WRITTEN TASK:
Word for word, repeat the entries, minus the pictures.

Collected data
========================================================================

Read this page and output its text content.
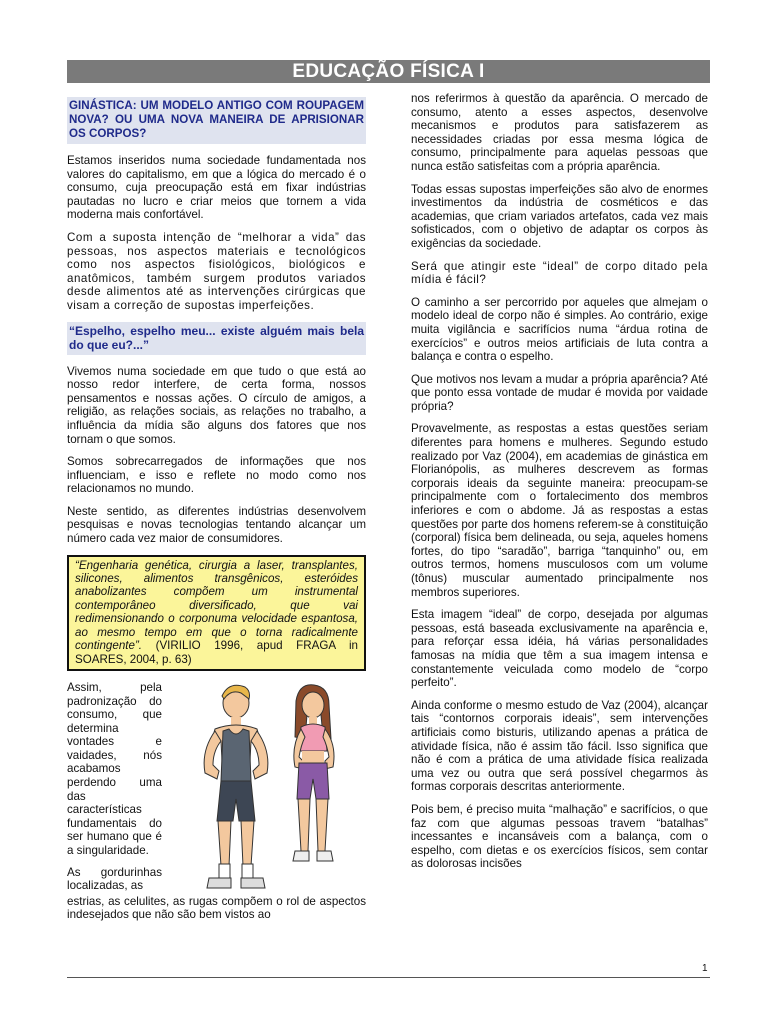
EDUCAÇÃO FÍSICA I
GINÁSTICA: UM MODELO ANTIGO COM ROUPAGEM NOVA? OU UMA NOVA MANEIRA DE APRISIONAR OS CORPOS?

Estamos inseridos numa sociedade fundamentada nos valores do capitalismo, em que a lógica do mercado é o consumo, cuja preocupação está em fixar indústrias pautadas no lucro e criar meios que tornem a vida moderna mais confortável.

Com a suposta intenção de “melhorar a vida” das pessoas, nos aspectos materiais e tecnológicos como nos aspectos fisiológicos, biológicos e anatômicos, também surgem produtos variados desde alimentos até as intervenções cirúrgicas que visam a correção de supostas imperfeições.

“Espelho, espelho meu... existe alguém mais bela do que eu?...”

Vivemos numa sociedade em que tudo o que está ao nosso redor interfere, de certa forma, nossos pensamentos e nossas ações. O círculo de amigos, a religião, as relações sociais, as relações no trabalho, a influência da mídia são alguns dos fatores que nos tornam o que somos.

Somos sobrecarregados de informações que nos influenciam, e isso e reflete no modo como nos relacionamos no mundo.

Neste sentido, as diferentes indústrias desenvolvem pesquisas e novas tecnologias tentando alcançar um número cada vez maior de consumidores.

“Engenharia genética, cirurgia a laser, transplantes, silicones, alimentos transgênicos, esteróides anabolizantes compõem um instrumental contemporâneo diversificado, que vai redimensionando o corponuma velocidade espantosa, ao mesmo tempo em que o torna radicalmente contingente”. (VIRILIO 1996, apud FRAGA in SOARES, 2004, p. 63)

Assim, pela padronização do consumo, que determina vontades e vaidades, nós acabamos perdendo uma das características fundamentais do ser humano que é a singularidade.

As gordurinhas localizadas, as

estrias, as celulites, as rugas compõem o rol de aspectos indesejados que não são bem vistos ao

nos referirmos à questão da aparência. O mercado de consumo, atento a esses aspectos, desenvolve mecanismos e produtos para satisfazerem as necessidades criadas por essa mesma lógica de consumo, principalmente para aquelas pessoas que nunca estão satisfeitas com a própria aparência.

Todas essas supostas imperfeições são alvo de enormes investimentos da indústria de cosméticos e das academias, que criam variados artefatos, cada vez mais sofisticados, com o objetivo de adaptar os corpos às exigências da sociedade.

Será que atingir este “ideal” de corpo ditado pela mídia é fácil?

O caminho a ser percorrido por aqueles que almejam o modelo ideal de corpo não é simples. Ao contrário, exige muita vigilância e sacrifícios numa “árdua rotina de exercícios” e outros meios artificiais de luta contra a balança e contra o espelho.

Que motivos nos levam a mudar a própria aparência? Até que ponto essa vontade de mudar é movida por vaidade própria?

Provavelmente, as respostas a estas questões seriam diferentes para homens e mulheres. Segundo estudo realizado por Vaz (2004), em academias de ginástica em Florianópolis, as mulheres descrevem as formas corporais ideais da seguinte maneira: preocupam-se principalmente com o fortalecimento dos membros inferiores e com o abdome. Já as respostas a estas questões por parte dos homens referem-se à constituição (corporal) física bem delineada, ou seja, aqueles homens fortes, do tipo “saradão”, barriga “tanquinho” ou, em outros termos, homens musculosos com um volume (tônus) muscular aumentado principalmente nos membros superiores.

Esta imagem “ideal” de corpo, desejada por algumas pessoas, está baseada exclusivamente na aparência e, para reforçar essa idéia, há várias personalidades famosas na mídia que têm a sua imagem intensa e constantemente veiculada como modelo de “corpo perfeito”.

Ainda conforme o mesmo estudo de Vaz (2004), alcançar tais “contornos corporais ideais”, sem intervenções artificiais como bisturis, utilizando apenas a prática de atividade física, não é assim tão fácil. Isso significa que não é com a prática de uma atividade física realizada uma vez ou outra que será possível chegarmos às formas corporais descritas anteriormente.

Pois bem, é preciso muita “malhação” e sacrifícios, o que faz com que algumas pessoas travem “batalhas” incessantes e incansáveis com a balança, com o espelho, com dietas e os exercícios físicos, sem contar as dolorosas incisões

1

========================================================================

ANSWER TO THIS EXERCISE:
Read this page and output its text content.
EDUCAÇÃO FÍSICA I
GINÁSTICA: UM MODELO ANTIGO COM ROUPAGEM NOVA? OU UMA NOVA MANEIRA DE APRISIONAR OS CORPOS?

Estamos inseridos numa sociedade fundamentada nos valores do capitalismo, em que a lógica do mercado é o consumo, cuja preocupação está em fixar indústrias pautadas no lucro e criar meios que tornem a vida moderna mais confortável.

Com a suposta intenção de “melhorar a vida” das pessoas, nos aspectos materiais e tecnológicos como nos aspectos fisiológicos, biológicos e anatômicos, também surgem produtos variados desde alimentos até as intervenções cirúrgicas que visam a correção de supostas imperfeições.

“Espelho, espelho meu... existe alguém mais bela do que eu?...”

Vivemos numa sociedade em que tudo o que está ao nosso redor interfere, de certa forma, nossos pensamentos e nossas ações. O círculo de amigos, a religião, as relações sociais, as relações no trabalho, a influência da mídia são alguns dos fatores que nos tornam o que somos.

Somos sobrecarregados de informações que nos influenciam, e isso e reflete no modo como nos relacionamos no mundo.

Neste sentido, as diferentes indústrias desenvolvem pesquisas e novas tecnologias tentando alcançar um número cada vez maior de consumidores.

“Engenharia genética, cirurgia a laser, transplantes, silicones, alimentos transgênicos, esteróides anabolizantes compõem um instrumental contemporâneo diversificado, que vai redimensionando o corponuma velocidade espantosa, ao mesmo tempo em que o torna radicalmente contingente”. (VIRILIO 1996, apud FRAGA in SOARES, 2004, p. 63)

Assim, pela padronização do consumo, que determina vontades e vaidades, nós acabamos perdendo uma das características fundamentais do ser humano que é a singularidade.

As gordurinhas localizadas, as

estrias, as celulites, as rugas compõem o rol de aspectos indesejados que não são bem vistos ao

nos referirmos à questão da aparência. O mercado de consumo, atento a esses aspectos, desenvolve mecanismos e produtos para satisfazerem as necessidades criadas por essa mesma lógica de consumo, principalmente para aquelas pessoas que nunca estão satisfeitas com a própria aparência.

Todas essas supostas imperfeições são alvo de enormes investimentos da indústria de cosméticos e das academias, que criam variados artefatos, cada vez mais sofisticados, com o objetivo de adaptar os corpos às exigências da sociedade.

Será que atingir este “ideal” de corpo ditado pela mídia é fácil?

O caminho a ser percorrido por aqueles que almejam o modelo ideal de corpo não é simples. Ao contrário, exige muita vigilância e sacrifícios numa “árdua rotina de exercícios” e outros meios artificiais de luta contra a balança e contra o espelho.

Que motivos nos levam a mudar a própria aparência? Até que ponto essa vontade de mudar é movida por vaidade própria?

Provavelmente, as respostas a estas questões seriam diferentes para homens e mulheres. Segundo estudo realizado por Vaz (2004), em academias de ginástica em Florianópolis, as mulheres descrevem as formas corporais ideais da seguinte maneira: preocupam-se principalmente com o fortalecimento dos membros inferiores e com o abdome. Já as respostas a estas questões por parte dos homens referem-se à constituição (corporal) física bem delineada, ou seja, aqueles homens fortes, do tipo “saradão”, barriga “tanquinho” ou, em outros termos, homens musculosos com um volume (tônus) muscular aumentado principalmente nos membros superiores.

Esta imagem “ideal” de corpo, desejada por algumas pessoas, está baseada exclusivamente na aparência e, para reforçar essa idéia, há várias personalidades famosas na mídia que têm a sua imagem intensa e constantemente veiculada como modelo de “corpo perfeito”.

Ainda conforme o mesmo estudo de Vaz (2004), alcançar tais “contornos corporais ideais”, sem intervenções artificiais como bisturis, utilizando apenas a prática de atividade física, não é assim tão fácil. Isso significa que não é com a prática de uma atividade física realizada uma vez ou outra que será possível chegarmos às formas corporais descritas anteriormente.

Pois bem, é preciso muita “malhação” e sacrifícios, o que faz com que algumas pessoas travem “batalhas” incessantes e incansáveis com a balança, com o espelho, com dietas e os exercícios físicos, sem contar as dolorosas incisões

1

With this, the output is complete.